**Requirement**
Take the listing and print it in full, exactly as given.

_ _ _ _ _ _ _

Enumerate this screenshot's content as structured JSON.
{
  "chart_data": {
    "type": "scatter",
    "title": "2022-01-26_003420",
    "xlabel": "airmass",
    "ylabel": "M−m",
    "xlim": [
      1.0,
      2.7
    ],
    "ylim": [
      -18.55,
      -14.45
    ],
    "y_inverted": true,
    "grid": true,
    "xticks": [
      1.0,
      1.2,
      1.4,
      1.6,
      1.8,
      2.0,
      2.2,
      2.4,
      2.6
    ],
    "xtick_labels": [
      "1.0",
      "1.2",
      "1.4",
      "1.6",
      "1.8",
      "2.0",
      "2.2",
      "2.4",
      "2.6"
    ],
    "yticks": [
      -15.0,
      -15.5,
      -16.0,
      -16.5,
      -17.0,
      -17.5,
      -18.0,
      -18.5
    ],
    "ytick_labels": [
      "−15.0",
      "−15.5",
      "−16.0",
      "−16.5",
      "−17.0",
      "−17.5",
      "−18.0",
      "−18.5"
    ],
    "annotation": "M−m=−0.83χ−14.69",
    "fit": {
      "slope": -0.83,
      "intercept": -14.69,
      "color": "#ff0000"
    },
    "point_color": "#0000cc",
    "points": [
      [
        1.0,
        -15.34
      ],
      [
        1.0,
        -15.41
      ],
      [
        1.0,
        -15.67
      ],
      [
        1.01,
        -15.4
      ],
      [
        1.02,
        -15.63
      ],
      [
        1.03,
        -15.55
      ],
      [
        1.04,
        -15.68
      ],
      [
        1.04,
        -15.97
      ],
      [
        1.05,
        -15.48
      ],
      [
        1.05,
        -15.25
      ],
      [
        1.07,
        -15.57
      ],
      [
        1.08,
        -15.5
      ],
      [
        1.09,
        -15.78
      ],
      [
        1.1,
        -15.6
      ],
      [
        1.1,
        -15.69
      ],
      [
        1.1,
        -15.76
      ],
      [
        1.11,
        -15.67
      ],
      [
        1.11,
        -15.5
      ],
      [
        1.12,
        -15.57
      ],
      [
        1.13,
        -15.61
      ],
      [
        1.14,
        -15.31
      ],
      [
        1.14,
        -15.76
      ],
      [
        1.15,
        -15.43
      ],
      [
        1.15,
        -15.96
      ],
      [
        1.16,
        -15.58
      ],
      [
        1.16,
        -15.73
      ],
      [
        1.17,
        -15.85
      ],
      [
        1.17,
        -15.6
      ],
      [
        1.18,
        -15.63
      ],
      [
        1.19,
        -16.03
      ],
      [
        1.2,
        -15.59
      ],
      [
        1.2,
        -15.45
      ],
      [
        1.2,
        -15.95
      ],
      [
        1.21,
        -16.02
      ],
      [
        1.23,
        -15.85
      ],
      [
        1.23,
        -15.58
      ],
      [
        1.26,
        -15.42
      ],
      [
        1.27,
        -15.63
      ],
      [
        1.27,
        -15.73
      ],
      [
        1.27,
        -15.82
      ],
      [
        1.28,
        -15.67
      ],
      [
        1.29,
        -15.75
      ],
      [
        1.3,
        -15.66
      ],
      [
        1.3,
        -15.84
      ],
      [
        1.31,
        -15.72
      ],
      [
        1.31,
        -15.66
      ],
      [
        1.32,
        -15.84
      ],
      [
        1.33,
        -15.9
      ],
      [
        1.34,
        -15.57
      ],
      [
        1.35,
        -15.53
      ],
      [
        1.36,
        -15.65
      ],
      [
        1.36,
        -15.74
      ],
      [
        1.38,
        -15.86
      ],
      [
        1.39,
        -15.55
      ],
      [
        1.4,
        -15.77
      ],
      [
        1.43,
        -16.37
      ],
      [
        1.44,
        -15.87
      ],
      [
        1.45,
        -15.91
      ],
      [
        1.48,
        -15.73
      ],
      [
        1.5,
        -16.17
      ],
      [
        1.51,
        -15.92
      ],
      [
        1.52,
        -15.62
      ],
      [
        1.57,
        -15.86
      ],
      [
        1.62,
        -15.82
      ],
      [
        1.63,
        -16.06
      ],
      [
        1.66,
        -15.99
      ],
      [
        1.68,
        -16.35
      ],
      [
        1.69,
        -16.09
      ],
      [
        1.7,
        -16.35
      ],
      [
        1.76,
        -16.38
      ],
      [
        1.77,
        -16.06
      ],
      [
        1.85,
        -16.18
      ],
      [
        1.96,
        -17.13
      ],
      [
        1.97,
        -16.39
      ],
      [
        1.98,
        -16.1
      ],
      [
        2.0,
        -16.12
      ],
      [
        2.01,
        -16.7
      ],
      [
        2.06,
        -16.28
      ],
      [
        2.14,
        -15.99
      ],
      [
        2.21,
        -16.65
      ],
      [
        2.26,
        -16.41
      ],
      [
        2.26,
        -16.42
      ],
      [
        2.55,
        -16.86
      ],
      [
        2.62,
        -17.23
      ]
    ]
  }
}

_ _ _ _ _ _ _

**Result of the task**
Enumerate this screenshot's content as structured JSON.
{
  "chart_data": {
    "type": "scatter",
    "title": "2022-01-26_003420",
    "xlabel": "airmass",
    "ylabel": "M−m",
    "xlim": [
      1.0,
      2.7
    ],
    "ylim": [
      -18.55,
      -14.45
    ],
    "y_inverted": true,
    "grid": true,
    "xticks": [
      1.0,
      1.2,
      1.4,
      1.6,
      1.8,
      2.0,
      2.2,
      2.4,
      2.6
    ],
    "xtick_labels": [
      "1.0",
      "1.2",
      "1.4",
      "1.6",
      "1.8",
      "2.0",
      "2.2",
      "2.4",
      "2.6"
    ],
    "yticks": [
      -15.0,
      -15.5,
      -16.0,
      -16.5,
      -17.0,
      -17.5,
      -18.0,
      -18.5
    ],
    "ytick_labels": [
      "−15.0",
      "−15.5",
      "−16.0",
      "−16.5",
      "−17.0",
      "−17.5",
      "−18.0",
      "−18.5"
    ],
    "annotation": "M−m=−0.83χ−14.69",
    "fit": {
      "slope": -0.83,
      "intercept": -14.69,
      "color": "#ff0000"
    },
    "point_color": "#0000cc",
    "points": [
      [
        1.0,
        -15.34
      ],
      [
        1.0,
        -15.41
      ],
      [
        1.0,
        -15.67
      ],
      [
        1.01,
        -15.4
      ],
      [
        1.02,
        -15.63
      ],
      [
        1.03,
        -15.55
      ],
      [
        1.04,
        -15.68
      ],
      [
        1.04,
        -15.97
      ],
      [
        1.05,
        -15.48
      ],
      [
        1.05,
        -15.25
      ],
      [
        1.07,
        -15.57
      ],
      [
        1.08,
        -15.5
      ],
      [
        1.09,
        -15.78
      ],
      [
        1.1,
        -15.6
      ],
      [
        1.1,
        -15.69
      ],
      [
        1.1,
        -15.76
      ],
      [
        1.11,
        -15.67
      ],
      [
        1.11,
        -15.5
      ],
      [
        1.12,
        -15.57
      ],
      [
        1.13,
        -15.61
      ],
      [
        1.14,
        -15.31
      ],
      [
        1.14,
        -15.76
      ],
      [
        1.15,
        -15.43
      ],
      [
        1.15,
        -15.96
      ],
      [
        1.16,
        -15.58
      ],
      [
        1.16,
        -15.73
      ],
      [
        1.17,
        -15.85
      ],
      [
        1.17,
        -15.6
      ],
      [
        1.18,
        -15.63
      ],
      [
        1.19,
        -16.03
      ],
      [
        1.2,
        -15.59
      ],
      [
        1.2,
        -15.45
      ],
      [
        1.2,
        -15.95
      ],
      [
        1.21,
        -16.02
      ],
      [
        1.23,
        -15.85
      ],
      [
        1.23,
        -15.58
      ],
      [
        1.26,
        -15.42
      ],
      [
        1.27,
        -15.63
      ],
      [
        1.27,
        -15.73
      ],
      [
        1.27,
        -15.82
      ],
      [
        1.28,
        -15.67
      ],
      [
        1.29,
        -15.75
      ],
      [
        1.3,
        -15.66
      ],
      [
        1.3,
        -15.84
      ],
      [
        1.31,
        -15.72
      ],
      [
        1.31,
        -15.66
      ],
      [
        1.32,
        -15.84
      ],
      [
        1.33,
        -15.9
      ],
      [
        1.34,
        -15.57
      ],
      [
        1.35,
        -15.53
      ],
      [
        1.36,
        -15.65
      ],
      [
        1.36,
        -15.74
      ],
      [
        1.38,
        -15.86
      ],
      [
        1.39,
        -15.55
      ],
      [
        1.4,
        -15.77
      ],
      [
        1.43,
        -16.37
      ],
      [
        1.44,
        -15.87
      ],
      [
        1.45,
        -15.91
      ],
      [
        1.48,
        -15.73
      ],
      [
        1.5,
        -16.17
      ],
      [
        1.51,
        -15.92
      ],
      [
        1.52,
        -15.62
      ],
      [
        1.57,
        -15.86
      ],
      [
        1.62,
        -15.82
      ],
      [
        1.63,
        -16.06
      ],
      [
        1.66,
        -15.99
      ],
      [
        1.68,
        -16.35
      ],
      [
        1.69,
        -16.09
      ],
      [
        1.7,
        -16.35
      ],
      [
        1.76,
        -16.38
      ],
      [
        1.77,
        -16.06
      ],
      [
        1.85,
        -16.18
      ],
      [
        1.96,
        -17.13
      ],
      [
        1.97,
        -16.39
      ],
      [
        1.98,
        -16.1
      ],
      [
        2.0,
        -16.12
      ],
      [
        2.01,
        -16.7
      ],
      [
        2.06,
        -16.28
      ],
      [
        2.14,
        -15.99
      ],
      [
        2.21,
        -16.65
      ],
      [
        2.26,
        -16.41
      ],
      [
        2.26,
        -16.42
      ],
      [
        2.55,
        -16.86
      ],
      [
        2.62,
        -17.23
      ]
    ]
  }
}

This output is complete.